### [OBJECTIVE]
Report only the number of lines holding "Physical".

※ ※ ※

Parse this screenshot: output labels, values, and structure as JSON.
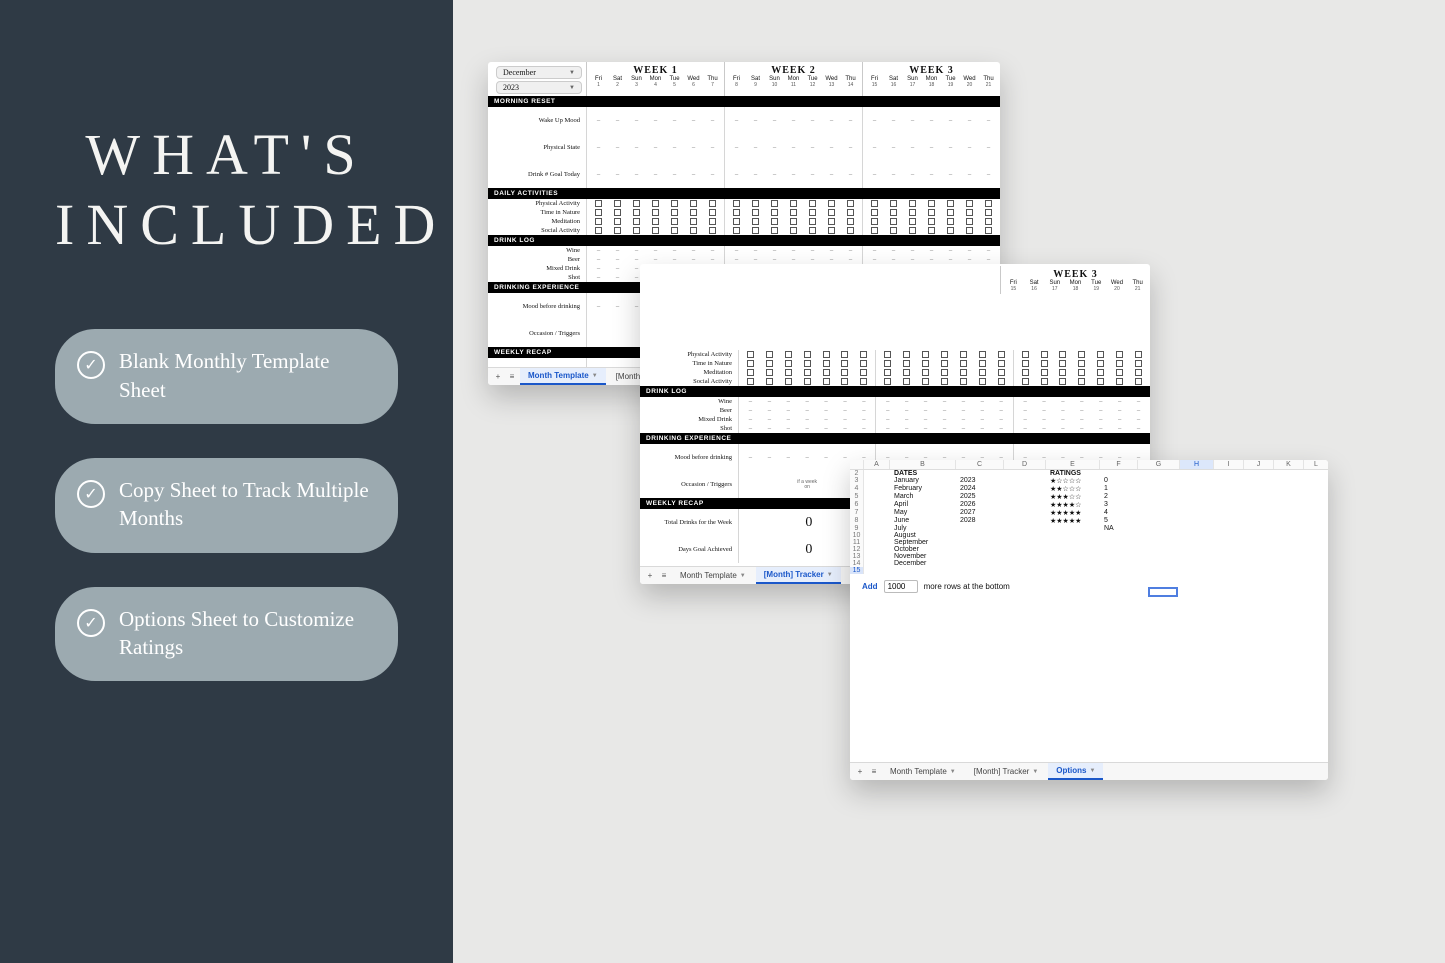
{
  "left": {
    "headline_l1": "WHAT'S",
    "headline_l2": "INCLUDED",
    "bullets": [
      "Blank Monthly Template Sheet",
      "Copy Sheet to Track Multiple Months",
      "Options Sheet to Customize Ratings"
    ]
  },
  "weeks": {
    "titles": [
      "WEEK 1",
      "WEEK 2",
      "WEEK 3"
    ],
    "days": [
      "Fri",
      "Sat",
      "Sun",
      "Mon",
      "Tue",
      "Wed",
      "Thu"
    ],
    "nums_w1": [
      "1",
      "2",
      "3",
      "4",
      "5",
      "6",
      "7"
    ],
    "nums_w2": [
      "8",
      "9",
      "10",
      "11",
      "12",
      "13",
      "14"
    ],
    "nums_w3": [
      "15",
      "16",
      "17",
      "18",
      "19",
      "20",
      "21"
    ]
  },
  "picker": {
    "month": "December",
    "year": "2023"
  },
  "sections": {
    "morning": {
      "title": "MORNING RESET",
      "rows": [
        "Wake Up Mood",
        "Physical State",
        "Drink # Goal Today"
      ]
    },
    "daily": {
      "title": "DAILY ACTIVITIES",
      "rows": [
        "Physical Activity",
        "Time in Nature",
        "Meditation",
        "Social Activity"
      ]
    },
    "drinklog": {
      "title": "DRINK LOG",
      "rows": [
        "Wine",
        "Beer",
        "Mixed Drink",
        "Shot"
      ]
    },
    "exp": {
      "title": "DRINKING EXPERIENCE",
      "rows": [
        "Mood before drinking",
        "Occasion / Triggers"
      ]
    },
    "recap": {
      "title": "WEEKLY RECAP",
      "rows": [
        "Total Drinks for the Week",
        "Days Goal Achieved"
      ]
    }
  },
  "occasion_note_l1": "if a week",
  "occasion_note_l2": "on",
  "occasion_note_l3": "",
  "tabsA": {
    "t1": "Month Template",
    "t2": "[Month] Tracker",
    "t3": "Options"
  },
  "tabsB": {
    "t1": "Month Template",
    "t2": "[Month] Tracker",
    "t3": "Options"
  },
  "tabsC": {
    "t1": "Month Template",
    "t2": "[Month] Tracker",
    "t3": "Options"
  },
  "cardB_extra_daily_rows": [
    "Physical Activity",
    "Time in Nature",
    "Meditation",
    "Social Activity"
  ],
  "options_sheet": {
    "col_letters": [
      "A",
      "B",
      "C",
      "D",
      "E",
      "F",
      "G",
      "H",
      "I",
      "J",
      "K",
      "L"
    ],
    "hdr_dates": "DATES",
    "hdr_ratings": "RATINGS",
    "rows": [
      {
        "n": "2",
        "month": "",
        "year": "",
        "stars": "",
        "val": ""
      },
      {
        "n": "3",
        "month": "January",
        "year": "2023",
        "stars": "★☆☆☆☆",
        "val": "0"
      },
      {
        "n": "4",
        "month": "February",
        "year": "2024",
        "stars": "★★☆☆☆",
        "val": "1"
      },
      {
        "n": "5",
        "month": "March",
        "year": "2025",
        "stars": "★★★☆☆",
        "val": "2"
      },
      {
        "n": "6",
        "month": "April",
        "year": "2026",
        "stars": "★★★★☆",
        "val": "3"
      },
      {
        "n": "7",
        "month": "May",
        "year": "2027",
        "stars": "★★★★★",
        "val": "4"
      },
      {
        "n": "8",
        "month": "June",
        "year": "2028",
        "stars": "★★★★★",
        "val": "5"
      },
      {
        "n": "9",
        "month": "July",
        "year": "",
        "stars": "",
        "val": "NA"
      },
      {
        "n": "10",
        "month": "August",
        "year": "",
        "stars": "",
        "val": ""
      },
      {
        "n": "11",
        "month": "September",
        "year": "",
        "stars": "",
        "val": ""
      },
      {
        "n": "12",
        "month": "October",
        "year": "",
        "stars": "",
        "val": ""
      },
      {
        "n": "13",
        "month": "November",
        "year": "",
        "stars": "",
        "val": ""
      },
      {
        "n": "14",
        "month": "December",
        "year": "",
        "stars": "",
        "val": ""
      }
    ],
    "hl_row_n": "15",
    "add_label": "Add",
    "add_count": "1000",
    "add_suffix": "more rows at the bottom"
  }
}
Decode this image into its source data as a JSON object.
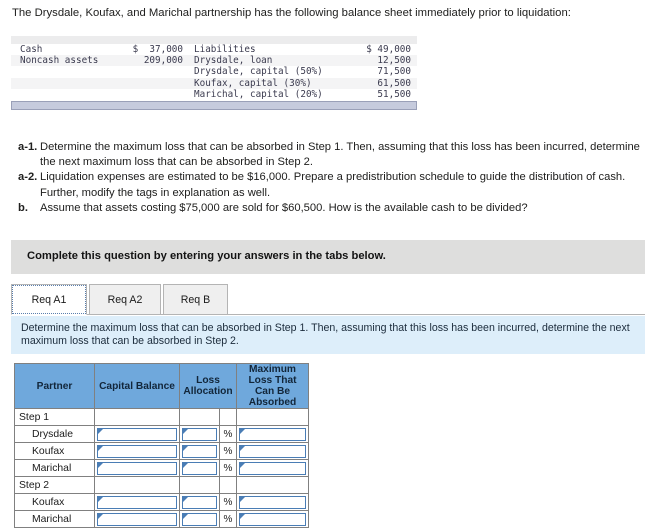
{
  "intro": "The Drysdale, Koufax, and Marichal partnership has the following balance sheet immediately prior to liquidation:",
  "balance_sheet": {
    "rows": [
      {
        "left_label": "Cash",
        "left_amount": "$  37,000",
        "right_label": "Liabilities",
        "right_amount": "$ 49,000"
      },
      {
        "left_label": "Noncash assets",
        "left_amount": "209,000",
        "right_label": "Drysdale, loan",
        "right_amount": "12,500"
      },
      {
        "left_label": "",
        "left_amount": "",
        "right_label": "Drysdale, capital (50%)",
        "right_amount": "71,500"
      },
      {
        "left_label": "",
        "left_amount": "",
        "right_label": "Koufax, capital (30%)",
        "right_amount": "61,500"
      },
      {
        "left_label": "",
        "left_amount": "",
        "right_label": "Marichal, capital (20%)",
        "right_amount": "51,500"
      }
    ]
  },
  "requirements": [
    {
      "tag": "a-1.",
      "text": "Determine the maximum loss that can be absorbed in Step 1. Then, assuming that this loss has been incurred, determine the next maximum loss that can be absorbed in Step 2."
    },
    {
      "tag": "a-2.",
      "text": "Liquidation expenses are estimated to be $16,000. Prepare a predistribution schedule to guide the distribution of cash. Further, modify the tags in explanation as well."
    },
    {
      "tag": "b.",
      "text": "Assume that assets costing $75,000 are sold for $60,500. How is the available cash to be divided?"
    }
  ],
  "banner": {
    "text": "Complete this question by entering your answers in the tabs below."
  },
  "tabs": [
    {
      "label": "Req A1",
      "active": true
    },
    {
      "label": "Req A2",
      "active": false
    },
    {
      "label": "Req B",
      "active": false
    }
  ],
  "sub_instruction": "Determine the maximum loss that can be absorbed in Step 1. Then, assuming that this loss has been incurred, determine the next maximum loss that can be absorbed in Step 2.",
  "answer_table": {
    "headers": [
      "Partner",
      "Capital Balance",
      "Loss Allocation",
      "Maximum Loss That Can Be Absorbed"
    ],
    "rows": [
      {
        "type": "section",
        "label": "Step 1"
      },
      {
        "type": "input",
        "label": "Drysdale",
        "capital": "",
        "loss": "",
        "pct": "%",
        "max": ""
      },
      {
        "type": "input",
        "label": "Koufax",
        "capital": "",
        "loss": "",
        "pct": "%",
        "max": ""
      },
      {
        "type": "input",
        "label": "Marichal",
        "capital": "",
        "loss": "",
        "pct": "%",
        "max": ""
      },
      {
        "type": "section",
        "label": "Step 2"
      },
      {
        "type": "input",
        "label": "Koufax",
        "capital": "",
        "loss": "",
        "pct": "%",
        "max": ""
      },
      {
        "type": "input",
        "label": "Marichal",
        "capital": "",
        "loss": "",
        "pct": "%",
        "max": ""
      }
    ]
  },
  "colors": {
    "header_blue": "#6fa8dc",
    "panel_blue": "#ddeefa",
    "banner_gray": "#dededd",
    "input_border": "#4a7db5"
  }
}
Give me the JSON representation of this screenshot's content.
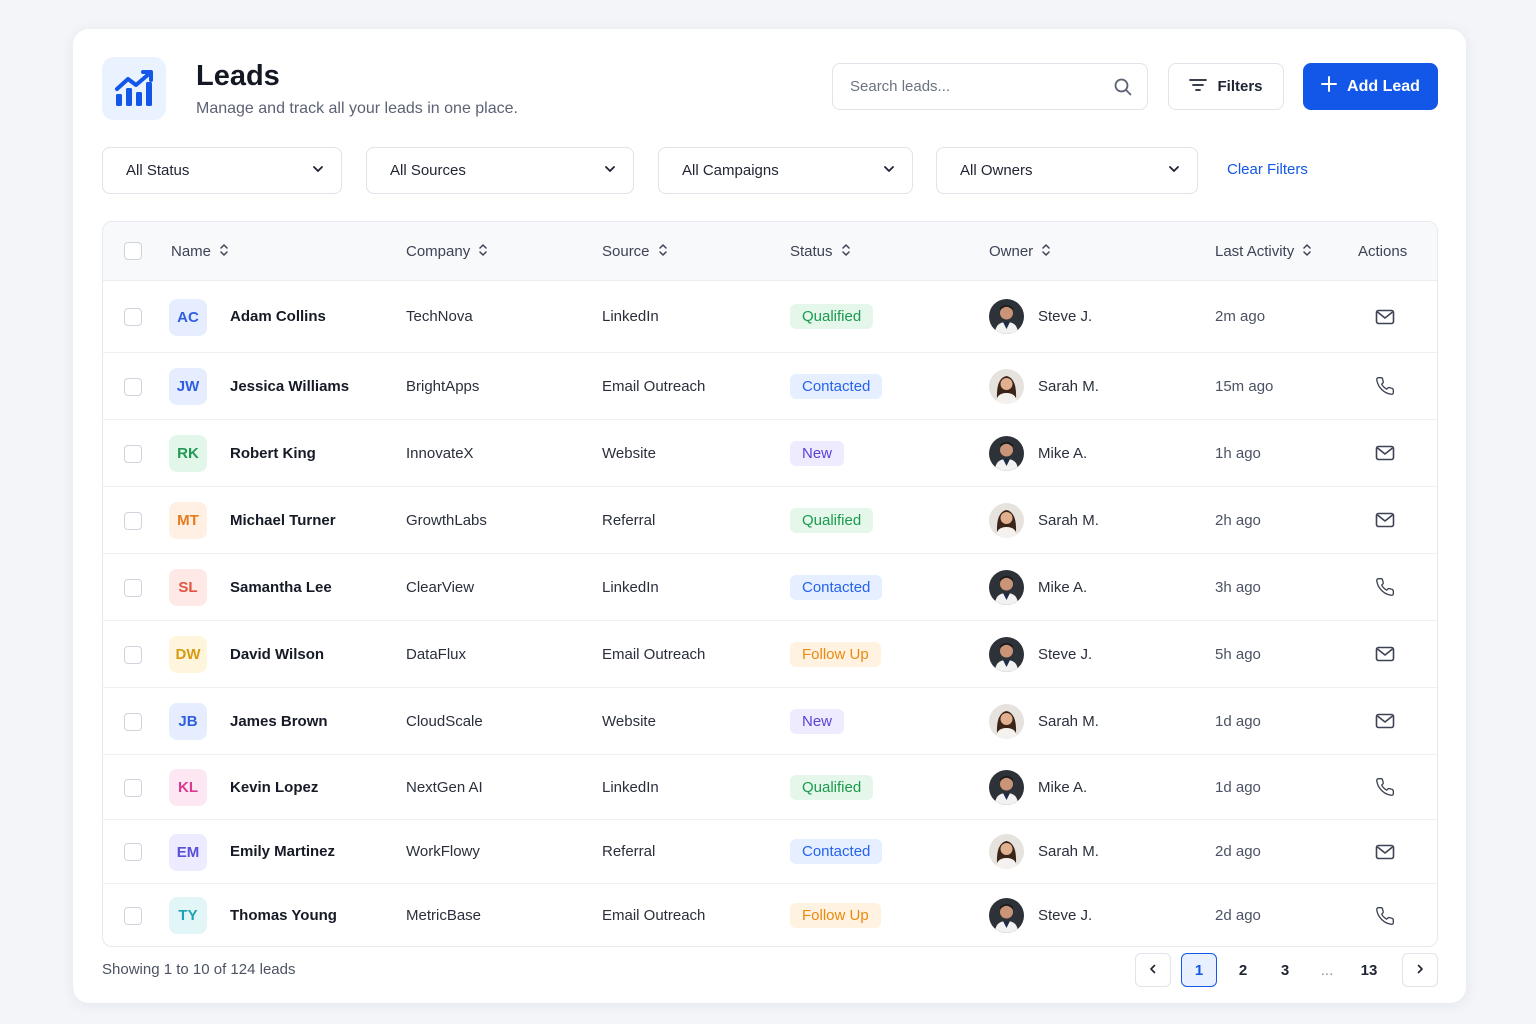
{
  "header": {
    "title": "Leads",
    "subtitle": "Manage and track all your leads in one place.",
    "icon": "chart-growth-icon"
  },
  "search": {
    "placeholder": "Search leads..."
  },
  "toolbar": {
    "filters_label": "Filters",
    "add_label": "Add Lead"
  },
  "filters": {
    "status": "All Status",
    "sources": "All Sources",
    "campaigns": "All Campaigns",
    "owners": "All Owners",
    "clear": "Clear Filters"
  },
  "table": {
    "columns": [
      "Name",
      "Company",
      "Source",
      "Status",
      "Owner",
      "Last Activity",
      "Actions"
    ],
    "rows": [
      {
        "initials": "AC",
        "name": "Adam Collins",
        "company": "TechNova",
        "source": "LinkedIn",
        "status": "Qualified",
        "owner": "Steve J.",
        "owner_gender": "m",
        "activity": "2m ago",
        "action": "mail-icon"
      },
      {
        "initials": "JW",
        "name": "Jessica Williams",
        "company": "BrightApps",
        "source": "Email Outreach",
        "status": "Contacted",
        "owner": "Sarah M.",
        "owner_gender": "f",
        "activity": "15m ago",
        "action": "phone-icon"
      },
      {
        "initials": "RK",
        "name": "Robert King",
        "company": "InnovateX",
        "source": "Website",
        "status": "New",
        "owner": "Mike A.",
        "owner_gender": "m",
        "activity": "1h ago",
        "action": "mail-icon"
      },
      {
        "initials": "MT",
        "name": "Michael Turner",
        "company": "GrowthLabs",
        "source": "Referral",
        "status": "Qualified",
        "owner": "Sarah M.",
        "owner_gender": "f",
        "activity": "2h ago",
        "action": "mail-icon"
      },
      {
        "initials": "SL",
        "name": "Samantha Lee",
        "company": "ClearView",
        "source": "LinkedIn",
        "status": "Contacted",
        "owner": "Mike A.",
        "owner_gender": "m",
        "activity": "3h ago",
        "action": "phone-icon"
      },
      {
        "initials": "DW",
        "name": "David Wilson",
        "company": "DataFlux",
        "source": "Email Outreach",
        "status": "Follow Up",
        "owner": "Steve J.",
        "owner_gender": "m",
        "activity": "5h ago",
        "action": "mail-icon"
      },
      {
        "initials": "JB",
        "name": "James Brown",
        "company": "CloudScale",
        "source": "Website",
        "status": "New",
        "owner": "Sarah M.",
        "owner_gender": "f",
        "activity": "1d ago",
        "action": "mail-icon"
      },
      {
        "initials": "KL",
        "name": "Kevin Lopez",
        "company": "NextGen AI",
        "source": "LinkedIn",
        "status": "Qualified",
        "owner": "Mike A.",
        "owner_gender": "m",
        "activity": "1d ago",
        "action": "phone-icon"
      },
      {
        "initials": "EM",
        "name": "Emily Martinez",
        "company": "WorkFlowy",
        "source": "Referral",
        "status": "Contacted",
        "owner": "Sarah M.",
        "owner_gender": "f",
        "activity": "2d ago",
        "action": "mail-icon"
      },
      {
        "initials": "TY",
        "name": "Thomas Young",
        "company": "MetricBase",
        "source": "Email Outreach",
        "status": "Follow Up",
        "owner": "Steve J.",
        "owner_gender": "m",
        "activity": "2d ago",
        "action": "phone-icon"
      }
    ]
  },
  "avatar_colors": {
    "AC": {
      "bg": "#e6edff",
      "fg": "#2f5fe0"
    },
    "JW": {
      "bg": "#e6edff",
      "fg": "#2f5fe0"
    },
    "RK": {
      "bg": "#e3f6ea",
      "fg": "#1f9a55"
    },
    "MT": {
      "bg": "#fff0e3",
      "fg": "#e67a1c"
    },
    "SL": {
      "bg": "#ffe9e6",
      "fg": "#e0553f"
    },
    "DW": {
      "bg": "#fff5dc",
      "fg": "#d89a10"
    },
    "JB": {
      "bg": "#e6edff",
      "fg": "#2f5fe0"
    },
    "KL": {
      "bg": "#fde7f3",
      "fg": "#d63a92"
    },
    "EM": {
      "bg": "#ecebff",
      "fg": "#5a4fd8"
    },
    "TY": {
      "bg": "#e2f6f8",
      "fg": "#1aa2b5"
    }
  },
  "status_colors": {
    "Qualified": {
      "bg": "#e4f7ea",
      "fg": "#1b9a4e"
    },
    "Contacted": {
      "bg": "#e6efff",
      "fg": "#2563eb"
    },
    "New": {
      "bg": "#eeebff",
      "fg": "#5b43d6"
    },
    "Follow Up": {
      "bg": "#fff2e0",
      "fg": "#ea8a12"
    }
  },
  "footer": {
    "showing": "Showing 1 to 10 of 124 leads",
    "pages": [
      "1",
      "2",
      "3",
      "...",
      "13"
    ],
    "current_page": "1"
  }
}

※ ※ ※

### [CORRECT ANSWER]
3